■ Directive ■
Spot each line that carries the word "name"; copy those lines.

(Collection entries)
· · ·

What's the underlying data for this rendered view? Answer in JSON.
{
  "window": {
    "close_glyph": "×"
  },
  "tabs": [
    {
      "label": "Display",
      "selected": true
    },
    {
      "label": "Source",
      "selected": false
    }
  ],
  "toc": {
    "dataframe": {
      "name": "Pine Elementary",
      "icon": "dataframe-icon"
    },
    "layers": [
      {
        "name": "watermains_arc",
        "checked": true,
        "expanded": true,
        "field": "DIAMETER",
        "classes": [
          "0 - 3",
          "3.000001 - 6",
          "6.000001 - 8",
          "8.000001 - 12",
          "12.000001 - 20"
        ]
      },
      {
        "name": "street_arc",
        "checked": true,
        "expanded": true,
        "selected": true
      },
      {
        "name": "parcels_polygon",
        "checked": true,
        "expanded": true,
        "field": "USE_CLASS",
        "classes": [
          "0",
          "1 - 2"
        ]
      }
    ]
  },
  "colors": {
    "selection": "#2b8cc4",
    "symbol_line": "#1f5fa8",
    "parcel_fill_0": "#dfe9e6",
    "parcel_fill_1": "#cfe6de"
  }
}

· · ·

■ Written response ■
      "name": "Pine Elementary",
        "name": "watermains_arc",
        "name": "street_arc",
        "name": "parcels_polygon",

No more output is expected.